■ WHAT IS EXPECTED ■
Please work out how many lines in the material contain "Electricity" and give only that figure.

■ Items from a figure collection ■
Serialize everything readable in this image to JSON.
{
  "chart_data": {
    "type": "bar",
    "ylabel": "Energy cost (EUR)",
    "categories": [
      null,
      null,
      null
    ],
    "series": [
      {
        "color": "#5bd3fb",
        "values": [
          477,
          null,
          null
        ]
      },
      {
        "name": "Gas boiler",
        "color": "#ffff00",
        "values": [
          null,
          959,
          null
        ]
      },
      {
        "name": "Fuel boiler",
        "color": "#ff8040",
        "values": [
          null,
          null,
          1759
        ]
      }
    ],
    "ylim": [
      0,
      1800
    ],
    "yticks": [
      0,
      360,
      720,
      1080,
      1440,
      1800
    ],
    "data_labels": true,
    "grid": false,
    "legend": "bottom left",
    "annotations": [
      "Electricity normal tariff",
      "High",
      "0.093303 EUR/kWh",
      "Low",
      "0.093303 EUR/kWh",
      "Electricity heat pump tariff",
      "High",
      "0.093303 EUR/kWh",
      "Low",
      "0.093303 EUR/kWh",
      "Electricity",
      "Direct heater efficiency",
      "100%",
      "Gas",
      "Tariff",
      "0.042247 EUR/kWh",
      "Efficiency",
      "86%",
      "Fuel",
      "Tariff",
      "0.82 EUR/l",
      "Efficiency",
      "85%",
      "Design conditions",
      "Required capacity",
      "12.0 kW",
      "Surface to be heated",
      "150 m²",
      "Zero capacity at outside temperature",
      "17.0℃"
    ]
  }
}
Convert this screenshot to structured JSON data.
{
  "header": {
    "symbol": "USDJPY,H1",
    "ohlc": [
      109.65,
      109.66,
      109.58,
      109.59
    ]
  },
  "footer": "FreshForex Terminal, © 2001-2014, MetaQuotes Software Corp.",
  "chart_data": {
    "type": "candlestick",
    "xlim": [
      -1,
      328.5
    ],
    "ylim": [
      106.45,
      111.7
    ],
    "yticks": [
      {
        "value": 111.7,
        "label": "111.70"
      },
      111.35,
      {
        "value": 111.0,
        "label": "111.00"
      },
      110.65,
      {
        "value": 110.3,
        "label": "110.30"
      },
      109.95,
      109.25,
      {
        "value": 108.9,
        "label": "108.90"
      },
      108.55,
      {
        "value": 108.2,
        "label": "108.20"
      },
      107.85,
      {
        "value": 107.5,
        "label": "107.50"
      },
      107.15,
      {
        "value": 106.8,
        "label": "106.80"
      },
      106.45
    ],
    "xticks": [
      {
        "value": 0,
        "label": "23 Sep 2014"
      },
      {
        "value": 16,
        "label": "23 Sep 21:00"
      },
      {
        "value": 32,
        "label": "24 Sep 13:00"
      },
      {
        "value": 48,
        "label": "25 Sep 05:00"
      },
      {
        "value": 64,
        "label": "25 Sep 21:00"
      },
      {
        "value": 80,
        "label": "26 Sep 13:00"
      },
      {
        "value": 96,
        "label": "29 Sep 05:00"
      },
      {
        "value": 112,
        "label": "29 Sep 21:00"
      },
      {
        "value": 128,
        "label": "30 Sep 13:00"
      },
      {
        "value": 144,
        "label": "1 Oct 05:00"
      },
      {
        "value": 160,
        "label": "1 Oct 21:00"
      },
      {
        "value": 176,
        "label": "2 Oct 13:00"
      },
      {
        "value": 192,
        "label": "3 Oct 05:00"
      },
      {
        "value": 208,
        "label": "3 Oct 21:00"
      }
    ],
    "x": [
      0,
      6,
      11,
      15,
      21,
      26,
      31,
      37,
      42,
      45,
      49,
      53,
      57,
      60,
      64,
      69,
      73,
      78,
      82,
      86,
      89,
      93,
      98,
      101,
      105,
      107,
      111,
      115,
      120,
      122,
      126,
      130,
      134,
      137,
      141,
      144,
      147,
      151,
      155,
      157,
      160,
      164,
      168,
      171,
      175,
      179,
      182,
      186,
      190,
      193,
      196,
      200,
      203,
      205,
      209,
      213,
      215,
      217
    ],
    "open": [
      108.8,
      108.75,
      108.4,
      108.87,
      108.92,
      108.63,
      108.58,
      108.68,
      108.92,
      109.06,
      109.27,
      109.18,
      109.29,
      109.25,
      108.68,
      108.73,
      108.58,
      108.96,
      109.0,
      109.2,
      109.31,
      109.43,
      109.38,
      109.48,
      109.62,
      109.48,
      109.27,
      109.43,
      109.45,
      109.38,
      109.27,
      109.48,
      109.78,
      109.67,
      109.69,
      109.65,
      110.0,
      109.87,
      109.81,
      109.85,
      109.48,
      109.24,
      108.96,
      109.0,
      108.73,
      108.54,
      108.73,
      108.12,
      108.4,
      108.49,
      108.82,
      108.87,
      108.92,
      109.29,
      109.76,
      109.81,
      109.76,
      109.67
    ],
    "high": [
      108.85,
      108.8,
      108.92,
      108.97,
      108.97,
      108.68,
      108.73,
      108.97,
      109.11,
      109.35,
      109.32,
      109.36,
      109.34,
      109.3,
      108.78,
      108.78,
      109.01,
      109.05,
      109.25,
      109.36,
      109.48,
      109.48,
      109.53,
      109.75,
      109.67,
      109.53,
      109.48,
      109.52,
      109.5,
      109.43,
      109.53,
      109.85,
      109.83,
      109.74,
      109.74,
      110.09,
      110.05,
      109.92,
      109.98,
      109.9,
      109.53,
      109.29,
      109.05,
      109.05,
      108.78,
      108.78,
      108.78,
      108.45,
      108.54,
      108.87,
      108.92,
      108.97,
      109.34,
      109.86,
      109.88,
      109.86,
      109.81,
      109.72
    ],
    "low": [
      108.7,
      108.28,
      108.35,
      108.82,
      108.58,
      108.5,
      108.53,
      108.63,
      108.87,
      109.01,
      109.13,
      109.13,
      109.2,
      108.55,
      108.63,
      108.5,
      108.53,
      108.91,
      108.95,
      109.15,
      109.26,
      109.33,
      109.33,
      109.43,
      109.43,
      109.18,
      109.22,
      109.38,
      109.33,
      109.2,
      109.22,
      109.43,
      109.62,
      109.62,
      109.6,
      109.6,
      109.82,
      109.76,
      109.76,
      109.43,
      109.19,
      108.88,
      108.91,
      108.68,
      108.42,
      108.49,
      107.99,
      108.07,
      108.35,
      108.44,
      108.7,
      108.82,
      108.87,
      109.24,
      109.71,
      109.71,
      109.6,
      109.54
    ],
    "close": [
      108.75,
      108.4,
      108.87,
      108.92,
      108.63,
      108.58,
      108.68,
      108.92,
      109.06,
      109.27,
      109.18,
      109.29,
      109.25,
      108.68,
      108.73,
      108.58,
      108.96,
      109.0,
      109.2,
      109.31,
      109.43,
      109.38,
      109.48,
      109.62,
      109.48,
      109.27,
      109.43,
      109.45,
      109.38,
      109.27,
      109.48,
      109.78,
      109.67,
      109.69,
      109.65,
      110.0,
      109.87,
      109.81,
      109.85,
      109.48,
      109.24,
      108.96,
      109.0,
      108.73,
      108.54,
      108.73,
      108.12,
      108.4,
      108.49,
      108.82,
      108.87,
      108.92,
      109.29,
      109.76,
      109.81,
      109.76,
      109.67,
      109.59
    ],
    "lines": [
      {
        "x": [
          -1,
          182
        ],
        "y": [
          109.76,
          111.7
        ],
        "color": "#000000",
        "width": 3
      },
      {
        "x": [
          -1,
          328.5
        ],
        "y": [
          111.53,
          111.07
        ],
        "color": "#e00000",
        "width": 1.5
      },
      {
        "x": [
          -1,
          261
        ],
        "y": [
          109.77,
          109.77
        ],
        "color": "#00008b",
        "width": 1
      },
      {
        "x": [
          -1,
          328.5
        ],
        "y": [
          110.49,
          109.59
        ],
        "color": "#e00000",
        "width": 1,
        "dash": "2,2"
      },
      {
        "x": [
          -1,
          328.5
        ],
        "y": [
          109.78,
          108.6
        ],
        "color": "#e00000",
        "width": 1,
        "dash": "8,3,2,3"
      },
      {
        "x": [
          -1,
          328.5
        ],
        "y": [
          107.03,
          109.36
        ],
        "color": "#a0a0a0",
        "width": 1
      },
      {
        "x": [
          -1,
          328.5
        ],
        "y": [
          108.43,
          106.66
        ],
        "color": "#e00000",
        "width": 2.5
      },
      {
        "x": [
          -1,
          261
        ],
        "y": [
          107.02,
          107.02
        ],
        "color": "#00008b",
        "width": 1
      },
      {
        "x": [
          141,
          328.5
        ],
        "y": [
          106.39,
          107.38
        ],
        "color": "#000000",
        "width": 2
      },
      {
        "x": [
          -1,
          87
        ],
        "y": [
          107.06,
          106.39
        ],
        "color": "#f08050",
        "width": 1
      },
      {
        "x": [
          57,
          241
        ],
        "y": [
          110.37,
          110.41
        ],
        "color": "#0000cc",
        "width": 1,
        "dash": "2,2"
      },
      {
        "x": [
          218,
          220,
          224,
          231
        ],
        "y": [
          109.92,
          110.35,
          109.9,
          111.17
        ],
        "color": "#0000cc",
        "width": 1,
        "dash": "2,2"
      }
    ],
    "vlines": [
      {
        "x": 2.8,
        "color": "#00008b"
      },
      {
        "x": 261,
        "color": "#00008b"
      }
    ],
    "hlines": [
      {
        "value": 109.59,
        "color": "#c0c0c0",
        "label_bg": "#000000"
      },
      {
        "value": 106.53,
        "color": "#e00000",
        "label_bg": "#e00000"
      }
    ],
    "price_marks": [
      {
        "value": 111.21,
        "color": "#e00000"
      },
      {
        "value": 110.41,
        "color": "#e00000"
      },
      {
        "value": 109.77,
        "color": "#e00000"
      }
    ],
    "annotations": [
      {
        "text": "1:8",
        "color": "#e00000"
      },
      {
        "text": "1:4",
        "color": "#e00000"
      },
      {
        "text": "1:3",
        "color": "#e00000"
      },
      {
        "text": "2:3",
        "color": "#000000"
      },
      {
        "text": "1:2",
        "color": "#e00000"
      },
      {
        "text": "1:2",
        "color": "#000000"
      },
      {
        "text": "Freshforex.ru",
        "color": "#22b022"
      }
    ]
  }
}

■ WRITTEN SOLUTION ■
3